**Given passage**
========================
Whirlwind of construction on horizon for Nebraska’s Diller/Steele City area

NextEra Energy Resources.
Workers lay rebar to reinforce a concrete pad that will anchor a 422-foot wind turbine, one of 44 being built for the Steele Flats wind project in Gage and Jefferson counties.
DILLER — The Monday morning commute in the Diller and Steele City area might be an eye-opener.
A parade of flatbed trucks loaded with sections for 262-foot-high metal towers, and possibly 160-foot-long turbine blades, will start to arrive in the area for the Steele Flats Wind Project.
Contractors for NextEra Energy Resources, owner of the wind farm, have been laying the groundwork since late June for 44 wind turbines. Each will be about 422 feet high and will go up in southwest Gage and southeast Jefferson counties.
They have excavated the turbine pad sites, poured foundations to anchor towers, dumped extra rock on county roads and intersections for the flatbed trucks and installed power poles and a substation.
“We can build a wind project in the same time a person can build a home,” said David Farkas, the project’s civil/mechanical superintendent.
Road work is finished now, as are 36 of the turbine foundations, Farkas said in an interview at the company’s temporary trailer complex just off Nebraska 8. A permanent 5,000-square-foot office and shop are going up nearby.
NextEra Energy Resources, based in Juno Beach, Fla., plans to finish construction by mid-November and have the wind farm in operation by Dec. 13, Farkas said.
========================
**Stored data**
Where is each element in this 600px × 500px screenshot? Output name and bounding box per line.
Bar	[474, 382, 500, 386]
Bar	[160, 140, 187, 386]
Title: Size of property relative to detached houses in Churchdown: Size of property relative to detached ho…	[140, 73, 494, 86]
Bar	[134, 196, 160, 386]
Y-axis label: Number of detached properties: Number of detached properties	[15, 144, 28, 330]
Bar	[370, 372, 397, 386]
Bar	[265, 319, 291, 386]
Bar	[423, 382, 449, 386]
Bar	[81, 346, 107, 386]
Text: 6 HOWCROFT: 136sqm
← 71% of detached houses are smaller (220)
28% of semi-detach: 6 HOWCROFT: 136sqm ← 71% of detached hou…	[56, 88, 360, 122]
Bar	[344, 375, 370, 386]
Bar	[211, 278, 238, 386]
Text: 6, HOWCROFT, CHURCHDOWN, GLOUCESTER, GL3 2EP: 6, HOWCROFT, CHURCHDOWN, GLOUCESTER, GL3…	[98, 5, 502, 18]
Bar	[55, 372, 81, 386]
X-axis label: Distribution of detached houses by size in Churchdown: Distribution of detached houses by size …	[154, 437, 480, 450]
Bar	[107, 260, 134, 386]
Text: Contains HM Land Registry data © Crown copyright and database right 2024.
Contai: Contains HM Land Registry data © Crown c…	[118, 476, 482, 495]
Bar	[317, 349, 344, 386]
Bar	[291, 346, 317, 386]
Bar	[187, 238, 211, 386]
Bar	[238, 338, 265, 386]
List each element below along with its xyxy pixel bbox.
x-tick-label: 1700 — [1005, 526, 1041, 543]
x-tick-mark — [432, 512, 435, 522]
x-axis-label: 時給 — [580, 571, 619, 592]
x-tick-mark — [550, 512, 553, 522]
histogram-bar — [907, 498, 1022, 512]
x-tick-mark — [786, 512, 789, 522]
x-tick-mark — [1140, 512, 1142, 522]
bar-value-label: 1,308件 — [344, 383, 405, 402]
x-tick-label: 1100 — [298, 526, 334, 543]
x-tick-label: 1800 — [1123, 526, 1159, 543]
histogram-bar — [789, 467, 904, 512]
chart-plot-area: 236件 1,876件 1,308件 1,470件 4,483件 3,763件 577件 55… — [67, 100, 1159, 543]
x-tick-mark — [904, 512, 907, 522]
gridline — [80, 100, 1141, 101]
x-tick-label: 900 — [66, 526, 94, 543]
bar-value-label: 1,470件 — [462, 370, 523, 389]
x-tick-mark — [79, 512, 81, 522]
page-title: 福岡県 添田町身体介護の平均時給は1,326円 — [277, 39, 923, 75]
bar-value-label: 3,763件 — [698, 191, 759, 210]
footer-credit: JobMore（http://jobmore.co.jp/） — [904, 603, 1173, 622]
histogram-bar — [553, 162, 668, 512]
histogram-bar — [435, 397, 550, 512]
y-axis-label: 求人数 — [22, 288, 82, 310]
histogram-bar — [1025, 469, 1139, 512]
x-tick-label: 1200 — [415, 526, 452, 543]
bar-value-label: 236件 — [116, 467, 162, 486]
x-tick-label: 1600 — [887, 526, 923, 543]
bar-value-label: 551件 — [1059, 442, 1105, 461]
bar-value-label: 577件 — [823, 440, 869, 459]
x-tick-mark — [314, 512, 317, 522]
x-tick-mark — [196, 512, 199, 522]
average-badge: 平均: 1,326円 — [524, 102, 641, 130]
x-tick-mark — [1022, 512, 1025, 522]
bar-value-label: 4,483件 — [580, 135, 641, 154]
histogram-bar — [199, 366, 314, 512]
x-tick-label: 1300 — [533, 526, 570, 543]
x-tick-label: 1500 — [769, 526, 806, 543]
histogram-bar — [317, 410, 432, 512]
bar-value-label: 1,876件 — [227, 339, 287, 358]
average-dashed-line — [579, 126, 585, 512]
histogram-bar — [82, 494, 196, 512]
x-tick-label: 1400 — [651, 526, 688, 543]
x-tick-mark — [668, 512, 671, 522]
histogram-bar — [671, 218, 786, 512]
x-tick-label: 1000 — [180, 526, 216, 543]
========================
**Required action**
Reproduce the part of the Steele Flats wind project article that runs from "NextEra Energy Resources, based" up to and including "13, Farkas said.", word for word.

**Written solution**
NextEra Energy Resources, based in Juno Beach, Fla., plans to finish construction by mid-November and have the wind farm in operation by Dec. 13, Farkas said.